## SET EXERCISE
Repeat the material exactly as it appears.
Start of DATA SHOWN
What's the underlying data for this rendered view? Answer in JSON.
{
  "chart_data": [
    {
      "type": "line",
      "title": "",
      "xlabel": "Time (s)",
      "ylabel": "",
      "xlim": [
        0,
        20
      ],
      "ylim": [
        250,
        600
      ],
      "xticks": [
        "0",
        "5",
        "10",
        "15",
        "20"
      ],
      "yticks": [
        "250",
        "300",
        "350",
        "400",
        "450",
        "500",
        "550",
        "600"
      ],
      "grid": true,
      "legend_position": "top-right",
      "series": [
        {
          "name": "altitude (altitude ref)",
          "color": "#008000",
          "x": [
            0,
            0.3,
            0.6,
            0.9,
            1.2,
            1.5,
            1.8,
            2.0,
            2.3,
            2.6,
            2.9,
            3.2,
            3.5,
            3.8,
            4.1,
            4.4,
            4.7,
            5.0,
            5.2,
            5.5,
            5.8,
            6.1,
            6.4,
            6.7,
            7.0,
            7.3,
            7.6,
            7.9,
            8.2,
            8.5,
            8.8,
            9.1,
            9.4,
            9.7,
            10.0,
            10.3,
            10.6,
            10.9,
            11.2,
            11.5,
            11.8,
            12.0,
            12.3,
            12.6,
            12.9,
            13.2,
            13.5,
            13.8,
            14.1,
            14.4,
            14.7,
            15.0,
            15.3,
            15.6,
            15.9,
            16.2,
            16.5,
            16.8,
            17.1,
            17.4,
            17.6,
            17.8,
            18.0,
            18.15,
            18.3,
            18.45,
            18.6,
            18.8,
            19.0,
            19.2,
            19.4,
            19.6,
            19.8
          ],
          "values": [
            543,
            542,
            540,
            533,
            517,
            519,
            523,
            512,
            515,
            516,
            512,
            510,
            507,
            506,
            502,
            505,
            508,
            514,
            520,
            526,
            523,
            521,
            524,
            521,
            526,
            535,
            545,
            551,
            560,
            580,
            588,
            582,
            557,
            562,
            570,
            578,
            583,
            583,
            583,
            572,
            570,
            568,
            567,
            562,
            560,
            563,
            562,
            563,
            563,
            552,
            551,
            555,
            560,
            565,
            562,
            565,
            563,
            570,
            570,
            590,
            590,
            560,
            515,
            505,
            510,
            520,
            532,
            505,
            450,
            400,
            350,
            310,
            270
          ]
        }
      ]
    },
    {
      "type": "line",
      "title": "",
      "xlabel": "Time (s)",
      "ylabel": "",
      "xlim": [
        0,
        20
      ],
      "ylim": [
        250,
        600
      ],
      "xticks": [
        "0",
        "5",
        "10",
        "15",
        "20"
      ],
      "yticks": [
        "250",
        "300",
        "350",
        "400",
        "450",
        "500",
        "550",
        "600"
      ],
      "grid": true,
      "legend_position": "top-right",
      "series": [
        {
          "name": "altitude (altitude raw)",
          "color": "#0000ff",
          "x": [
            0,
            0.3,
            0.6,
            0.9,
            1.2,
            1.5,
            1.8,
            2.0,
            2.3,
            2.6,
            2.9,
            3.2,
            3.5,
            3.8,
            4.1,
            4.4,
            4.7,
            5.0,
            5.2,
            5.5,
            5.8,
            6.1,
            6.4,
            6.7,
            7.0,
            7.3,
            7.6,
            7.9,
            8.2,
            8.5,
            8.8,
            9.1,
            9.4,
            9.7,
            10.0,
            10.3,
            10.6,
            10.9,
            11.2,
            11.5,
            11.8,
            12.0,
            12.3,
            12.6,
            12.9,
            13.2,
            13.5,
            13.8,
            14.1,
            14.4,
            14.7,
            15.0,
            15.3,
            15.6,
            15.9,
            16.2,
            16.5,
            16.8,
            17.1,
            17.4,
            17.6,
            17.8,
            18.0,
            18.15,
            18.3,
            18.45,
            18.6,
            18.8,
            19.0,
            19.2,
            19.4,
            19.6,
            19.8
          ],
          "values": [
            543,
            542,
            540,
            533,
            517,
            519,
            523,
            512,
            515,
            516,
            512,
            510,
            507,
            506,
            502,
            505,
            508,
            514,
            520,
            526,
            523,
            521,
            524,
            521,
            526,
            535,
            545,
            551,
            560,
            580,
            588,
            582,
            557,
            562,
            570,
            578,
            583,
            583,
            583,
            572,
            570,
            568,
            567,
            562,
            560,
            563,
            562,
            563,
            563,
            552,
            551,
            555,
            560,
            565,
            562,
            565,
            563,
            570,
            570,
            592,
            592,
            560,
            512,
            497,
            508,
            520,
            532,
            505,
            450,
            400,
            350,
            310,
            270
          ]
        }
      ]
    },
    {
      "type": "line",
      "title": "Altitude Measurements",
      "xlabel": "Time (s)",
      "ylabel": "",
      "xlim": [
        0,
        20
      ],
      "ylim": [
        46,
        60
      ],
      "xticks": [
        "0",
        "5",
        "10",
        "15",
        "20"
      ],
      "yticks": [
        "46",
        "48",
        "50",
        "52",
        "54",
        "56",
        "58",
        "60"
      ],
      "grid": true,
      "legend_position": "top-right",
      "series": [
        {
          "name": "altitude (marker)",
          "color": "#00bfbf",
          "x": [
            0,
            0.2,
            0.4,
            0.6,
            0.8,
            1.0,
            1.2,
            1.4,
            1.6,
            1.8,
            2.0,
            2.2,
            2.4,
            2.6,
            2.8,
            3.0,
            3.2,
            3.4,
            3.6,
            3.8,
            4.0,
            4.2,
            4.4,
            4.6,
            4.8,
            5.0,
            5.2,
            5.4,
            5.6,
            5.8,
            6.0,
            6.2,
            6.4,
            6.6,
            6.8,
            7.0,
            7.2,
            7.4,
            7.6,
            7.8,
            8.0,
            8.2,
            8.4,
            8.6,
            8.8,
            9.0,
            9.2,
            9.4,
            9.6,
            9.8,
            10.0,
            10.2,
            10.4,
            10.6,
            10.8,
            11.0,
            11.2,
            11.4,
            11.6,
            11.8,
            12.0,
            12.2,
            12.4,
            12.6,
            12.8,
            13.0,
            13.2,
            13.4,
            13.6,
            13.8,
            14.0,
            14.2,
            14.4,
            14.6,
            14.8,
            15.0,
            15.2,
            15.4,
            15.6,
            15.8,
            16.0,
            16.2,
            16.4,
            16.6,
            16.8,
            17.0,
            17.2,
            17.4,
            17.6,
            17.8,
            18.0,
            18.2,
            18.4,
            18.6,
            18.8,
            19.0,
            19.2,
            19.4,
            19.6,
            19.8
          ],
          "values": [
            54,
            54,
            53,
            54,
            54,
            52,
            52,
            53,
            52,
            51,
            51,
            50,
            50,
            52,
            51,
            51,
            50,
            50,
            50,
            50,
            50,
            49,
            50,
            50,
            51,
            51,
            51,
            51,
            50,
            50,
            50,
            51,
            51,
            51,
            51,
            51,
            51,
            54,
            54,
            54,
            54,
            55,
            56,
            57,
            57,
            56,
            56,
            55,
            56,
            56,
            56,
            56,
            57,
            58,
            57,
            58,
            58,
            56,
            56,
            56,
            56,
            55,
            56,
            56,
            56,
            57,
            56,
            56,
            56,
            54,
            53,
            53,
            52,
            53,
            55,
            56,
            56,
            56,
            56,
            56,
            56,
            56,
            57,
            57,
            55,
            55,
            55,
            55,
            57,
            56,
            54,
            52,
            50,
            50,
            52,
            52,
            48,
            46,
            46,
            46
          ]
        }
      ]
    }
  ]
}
End of DATA SHOWN
## OUTPUT OF THE TASK
What's the underlying data for this rendered view? Answer in JSON.
{
  "chart_data": [
    {
      "type": "line",
      "title": "",
      "xlabel": "Time (s)",
      "ylabel": "",
      "xlim": [
        0,
        20
      ],
      "ylim": [
        250,
        600
      ],
      "xticks": [
        "0",
        "5",
        "10",
        "15",
        "20"
      ],
      "yticks": [
        "250",
        "300",
        "350",
        "400",
        "450",
        "500",
        "550",
        "600"
      ],
      "grid": true,
      "legend_position": "top-right",
      "series": [
        {
          "name": "altitude (altitude ref)",
          "color": "#008000",
          "x": [
            0,
            0.3,
            0.6,
            0.9,
            1.2,
            1.5,
            1.8,
            2.0,
            2.3,
            2.6,
            2.9,
            3.2,
            3.5,
            3.8,
            4.1,
            4.4,
            4.7,
            5.0,
            5.2,
            5.5,
            5.8,
            6.1,
            6.4,
            6.7,
            7.0,
            7.3,
            7.6,
            7.9,
            8.2,
            8.5,
            8.8,
            9.1,
            9.4,
            9.7,
            10.0,
            10.3,
            10.6,
            10.9,
            11.2,
            11.5,
            11.8,
            12.0,
            12.3,
            12.6,
            12.9,
            13.2,
            13.5,
            13.8,
            14.1,
            14.4,
            14.7,
            15.0,
            15.3,
            15.6,
            15.9,
            16.2,
            16.5,
            16.8,
            17.1,
            17.4,
            17.6,
            17.8,
            18.0,
            18.15,
            18.3,
            18.45,
            18.6,
            18.8,
            19.0,
            19.2,
            19.4,
            19.6,
            19.8
          ],
          "values": [
            543,
            542,
            540,
            533,
            517,
            519,
            523,
            512,
            515,
            516,
            512,
            510,
            507,
            506,
            502,
            505,
            508,
            514,
            520,
            526,
            523,
            521,
            524,
            521,
            526,
            535,
            545,
            551,
            560,
            580,
            588,
            582,
            557,
            562,
            570,
            578,
            583,
            583,
            583,
            572,
            570,
            568,
            567,
            562,
            560,
            563,
            562,
            563,
            563,
            552,
            551,
            555,
            560,
            565,
            562,
            565,
            563,
            570,
            570,
            590,
            590,
            560,
            515,
            505,
            510,
            520,
            532,
            505,
            450,
            400,
            350,
            310,
            270
          ]
        }
      ]
    },
    {
      "type": "line",
      "title": "",
      "xlabel": "Time (s)",
      "ylabel": "",
      "xlim": [
        0,
        20
      ],
      "ylim": [
        250,
        600
      ],
      "xticks": [
        "0",
        "5",
        "10",
        "15",
        "20"
      ],
      "yticks": [
        "250",
        "300",
        "350",
        "400",
        "450",
        "500",
        "550",
        "600"
      ],
      "grid": true,
      "legend_position": "top-right",
      "series": [
        {
          "name": "altitude (altitude raw)",
          "color": "#0000ff",
          "x": [
            0,
            0.3,
            0.6,
            0.9,
            1.2,
            1.5,
            1.8,
            2.0,
            2.3,
            2.6,
            2.9,
            3.2,
            3.5,
            3.8,
            4.1,
            4.4,
            4.7,
            5.0,
            5.2,
            5.5,
            5.8,
            6.1,
            6.4,
            6.7,
            7.0,
            7.3,
            7.6,
            7.9,
            8.2,
            8.5,
            8.8,
            9.1,
            9.4,
            9.7,
            10.0,
            10.3,
            10.6,
            10.9,
            11.2,
            11.5,
            11.8,
            12.0,
            12.3,
            12.6,
            12.9,
            13.2,
            13.5,
            13.8,
            14.1,
            14.4,
            14.7,
            15.0,
            15.3,
            15.6,
            15.9,
            16.2,
            16.5,
            16.8,
            17.1,
            17.4,
            17.6,
            17.8,
            18.0,
            18.15,
            18.3,
            18.45,
            18.6,
            18.8,
            19.0,
            19.2,
            19.4,
            19.6,
            19.8
          ],
          "values": [
            543,
            542,
            540,
            533,
            517,
            519,
            523,
            512,
            515,
            516,
            512,
            510,
            507,
            506,
            502,
            505,
            508,
            514,
            520,
            526,
            523,
            521,
            524,
            521,
            526,
            535,
            545,
            551,
            560,
            580,
            588,
            582,
            557,
            562,
            570,
            578,
            583,
            583,
            583,
            572,
            570,
            568,
            567,
            562,
            560,
            563,
            562,
            563,
            563,
            552,
            551,
            555,
            560,
            565,
            562,
            565,
            563,
            570,
            570,
            592,
            592,
            560,
            512,
            497,
            508,
            520,
            532,
            505,
            450,
            400,
            350,
            310,
            270
          ]
        }
      ]
    },
    {
      "type": "line",
      "title": "Altitude Measurements",
      "xlabel": "Time (s)",
      "ylabel": "",
      "xlim": [
        0,
        20
      ],
      "ylim": [
        46,
        60
      ],
      "xticks": [
        "0",
        "5",
        "10",
        "15",
        "20"
      ],
      "yticks": [
        "46",
        "48",
        "50",
        "52",
        "54",
        "56",
        "58",
        "60"
      ],
      "grid": true,
      "legend_position": "top-right",
      "series": [
        {
          "name": "altitude (marker)",
          "color": "#00bfbf",
          "x": [
            0,
            0.2,
            0.4,
            0.6,
            0.8,
            1.0,
            1.2,
            1.4,
            1.6,
            1.8,
            2.0,
            2.2,
            2.4,
            2.6,
            2.8,
            3.0,
            3.2,
            3.4,
            3.6,
            3.8,
            4.0,
            4.2,
            4.4,
            4.6,
            4.8,
            5.0,
            5.2,
            5.4,
            5.6,
            5.8,
            6.0,
            6.2,
            6.4,
            6.6,
            6.8,
            7.0,
            7.2,
            7.4,
            7.6,
            7.8,
            8.0,
            8.2,
            8.4,
            8.6,
            8.8,
            9.0,
            9.2,
            9.4,
            9.6,
            9.8,
            10.0,
            10.2,
            10.4,
            10.6,
            10.8,
            11.0,
            11.2,
            11.4,
            11.6,
            11.8,
            12.0,
            12.2,
            12.4,
            12.6,
            12.8,
            13.0,
            13.2,
            13.4,
            13.6,
            13.8,
            14.0,
            14.2,
            14.4,
            14.6,
            14.8,
            15.0,
            15.2,
            15.4,
            15.6,
            15.8,
            16.0,
            16.2,
            16.4,
            16.6,
            16.8,
            17.0,
            17.2,
            17.4,
            17.6,
            17.8,
            18.0,
            18.2,
            18.4,
            18.6,
            18.8,
            19.0,
            19.2,
            19.4,
            19.6,
            19.8
          ],
          "values": [
            54,
            54,
            53,
            54,
            54,
            52,
            52,
            53,
            52,
            51,
            51,
            50,
            50,
            52,
            51,
            51,
            50,
            50,
            50,
            50,
            50,
            49,
            50,
            50,
            51,
            51,
            51,
            51,
            50,
            50,
            50,
            51,
            51,
            51,
            51,
            51,
            51,
            54,
            54,
            54,
            54,
            55,
            56,
            57,
            57,
            56,
            56,
            55,
            56,
            56,
            56,
            56,
            57,
            58,
            57,
            58,
            58,
            56,
            56,
            56,
            56,
            55,
            56,
            56,
            56,
            57,
            56,
            56,
            56,
            54,
            53,
            53,
            52,
            53,
            55,
            56,
            56,
            56,
            56,
            56,
            56,
            56,
            57,
            57,
            55,
            55,
            55,
            55,
            57,
            56,
            54,
            52,
            50,
            50,
            52,
            52,
            48,
            46,
            46,
            46
          ]
        }
      ]
    }
  ]
}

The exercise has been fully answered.